* EXERCISE:
Select every line containing the word "oraz" from the material, and copy those lines.

* GIVEN DATA:

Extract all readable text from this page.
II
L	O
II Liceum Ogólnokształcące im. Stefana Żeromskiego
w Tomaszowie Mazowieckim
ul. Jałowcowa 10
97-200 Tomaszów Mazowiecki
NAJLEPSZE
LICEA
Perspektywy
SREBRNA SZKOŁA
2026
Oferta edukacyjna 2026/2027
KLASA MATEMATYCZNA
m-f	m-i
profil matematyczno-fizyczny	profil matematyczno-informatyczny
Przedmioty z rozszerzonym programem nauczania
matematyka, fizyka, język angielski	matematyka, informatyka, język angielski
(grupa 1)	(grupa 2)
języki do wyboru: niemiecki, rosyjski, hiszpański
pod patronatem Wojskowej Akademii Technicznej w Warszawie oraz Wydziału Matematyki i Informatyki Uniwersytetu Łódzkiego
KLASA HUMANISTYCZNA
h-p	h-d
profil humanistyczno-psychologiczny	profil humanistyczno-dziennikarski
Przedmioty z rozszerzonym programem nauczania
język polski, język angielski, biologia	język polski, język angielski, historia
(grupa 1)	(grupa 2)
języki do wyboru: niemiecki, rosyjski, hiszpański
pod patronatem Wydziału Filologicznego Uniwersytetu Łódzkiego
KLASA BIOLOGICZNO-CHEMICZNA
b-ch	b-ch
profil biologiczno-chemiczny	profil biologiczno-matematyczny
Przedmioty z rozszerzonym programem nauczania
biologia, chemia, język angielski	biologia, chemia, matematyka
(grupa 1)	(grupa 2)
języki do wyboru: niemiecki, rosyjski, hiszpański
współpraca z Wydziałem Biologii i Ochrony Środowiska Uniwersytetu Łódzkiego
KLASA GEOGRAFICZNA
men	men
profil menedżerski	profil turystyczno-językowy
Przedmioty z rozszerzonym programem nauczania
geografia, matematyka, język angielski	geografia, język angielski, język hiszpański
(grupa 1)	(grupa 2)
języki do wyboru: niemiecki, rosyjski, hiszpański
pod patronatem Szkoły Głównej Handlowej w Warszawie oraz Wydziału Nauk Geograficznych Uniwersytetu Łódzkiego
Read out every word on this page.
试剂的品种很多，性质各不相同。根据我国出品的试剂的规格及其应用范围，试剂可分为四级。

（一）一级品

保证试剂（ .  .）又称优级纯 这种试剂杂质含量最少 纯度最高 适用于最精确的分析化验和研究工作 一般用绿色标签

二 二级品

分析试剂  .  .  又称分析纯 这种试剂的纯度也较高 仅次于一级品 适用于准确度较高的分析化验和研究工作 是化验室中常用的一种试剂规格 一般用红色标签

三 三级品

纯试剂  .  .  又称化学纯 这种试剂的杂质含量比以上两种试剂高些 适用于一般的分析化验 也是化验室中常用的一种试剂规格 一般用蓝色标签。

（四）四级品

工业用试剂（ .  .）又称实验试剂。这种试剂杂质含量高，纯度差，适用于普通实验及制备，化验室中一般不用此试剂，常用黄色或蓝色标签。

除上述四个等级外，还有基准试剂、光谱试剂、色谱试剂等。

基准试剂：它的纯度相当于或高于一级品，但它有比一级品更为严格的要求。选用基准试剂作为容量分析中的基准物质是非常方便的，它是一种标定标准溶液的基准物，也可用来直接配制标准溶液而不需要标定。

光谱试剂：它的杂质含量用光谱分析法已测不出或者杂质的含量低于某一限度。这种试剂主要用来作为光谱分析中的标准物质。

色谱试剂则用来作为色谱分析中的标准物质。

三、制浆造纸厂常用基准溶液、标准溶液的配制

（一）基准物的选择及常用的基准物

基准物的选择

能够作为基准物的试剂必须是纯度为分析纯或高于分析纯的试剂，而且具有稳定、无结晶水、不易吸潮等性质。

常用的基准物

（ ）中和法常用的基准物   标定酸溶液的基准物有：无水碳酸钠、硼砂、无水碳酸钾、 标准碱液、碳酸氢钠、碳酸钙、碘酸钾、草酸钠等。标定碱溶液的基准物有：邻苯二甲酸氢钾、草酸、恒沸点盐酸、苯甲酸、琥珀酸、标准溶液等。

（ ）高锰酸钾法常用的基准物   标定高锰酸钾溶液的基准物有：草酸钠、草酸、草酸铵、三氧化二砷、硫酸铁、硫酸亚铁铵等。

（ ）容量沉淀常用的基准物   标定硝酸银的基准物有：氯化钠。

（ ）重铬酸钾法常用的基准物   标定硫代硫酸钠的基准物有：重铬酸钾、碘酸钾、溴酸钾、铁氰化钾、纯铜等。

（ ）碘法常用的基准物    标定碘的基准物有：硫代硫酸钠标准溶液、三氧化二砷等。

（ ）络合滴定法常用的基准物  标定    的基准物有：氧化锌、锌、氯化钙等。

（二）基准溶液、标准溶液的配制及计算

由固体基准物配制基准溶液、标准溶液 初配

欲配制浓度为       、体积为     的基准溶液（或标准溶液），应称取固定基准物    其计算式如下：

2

* RESULT OF THE EXERCISE:
pod patronatem Wojskowej Akademii Technicznej w Warszawie oraz Wydziału Matematyki i Informatyki Uniwersytetu Łódzkiego
pod patronatem Szkoły Głównej Handlowej w Warszawie oraz Wydziału Nauk Geograficznych Uniwersytetu Łódzkiego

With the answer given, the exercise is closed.